- **What you need to do**:
Please count the lines below that contain the word "sent", and reply with that number alone.
-=-=-
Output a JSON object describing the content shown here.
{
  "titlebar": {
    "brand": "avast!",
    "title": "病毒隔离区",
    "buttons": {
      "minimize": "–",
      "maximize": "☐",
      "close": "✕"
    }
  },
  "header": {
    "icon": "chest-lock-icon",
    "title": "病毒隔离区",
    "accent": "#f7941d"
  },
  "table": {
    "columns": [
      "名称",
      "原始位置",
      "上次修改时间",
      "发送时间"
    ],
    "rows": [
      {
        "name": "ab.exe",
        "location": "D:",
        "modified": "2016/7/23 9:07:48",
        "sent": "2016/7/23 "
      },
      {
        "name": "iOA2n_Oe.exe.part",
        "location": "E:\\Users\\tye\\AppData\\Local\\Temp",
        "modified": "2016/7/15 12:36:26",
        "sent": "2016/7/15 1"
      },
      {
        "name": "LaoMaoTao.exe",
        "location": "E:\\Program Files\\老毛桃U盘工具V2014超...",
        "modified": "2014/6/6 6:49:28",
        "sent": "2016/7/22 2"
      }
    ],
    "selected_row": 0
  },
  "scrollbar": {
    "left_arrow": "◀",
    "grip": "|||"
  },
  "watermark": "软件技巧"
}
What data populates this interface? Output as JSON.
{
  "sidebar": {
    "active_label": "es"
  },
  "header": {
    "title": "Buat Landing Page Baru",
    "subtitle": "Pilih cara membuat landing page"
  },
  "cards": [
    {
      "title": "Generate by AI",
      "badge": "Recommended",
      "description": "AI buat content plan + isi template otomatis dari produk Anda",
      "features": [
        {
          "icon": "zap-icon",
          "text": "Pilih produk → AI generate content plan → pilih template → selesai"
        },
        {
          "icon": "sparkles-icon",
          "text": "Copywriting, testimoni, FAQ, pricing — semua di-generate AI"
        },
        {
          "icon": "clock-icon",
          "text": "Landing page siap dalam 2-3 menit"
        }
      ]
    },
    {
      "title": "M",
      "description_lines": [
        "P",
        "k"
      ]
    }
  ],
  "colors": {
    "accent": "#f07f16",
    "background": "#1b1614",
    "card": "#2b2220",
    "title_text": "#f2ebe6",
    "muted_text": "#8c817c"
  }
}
-=-=-
- **Exercise result**:
3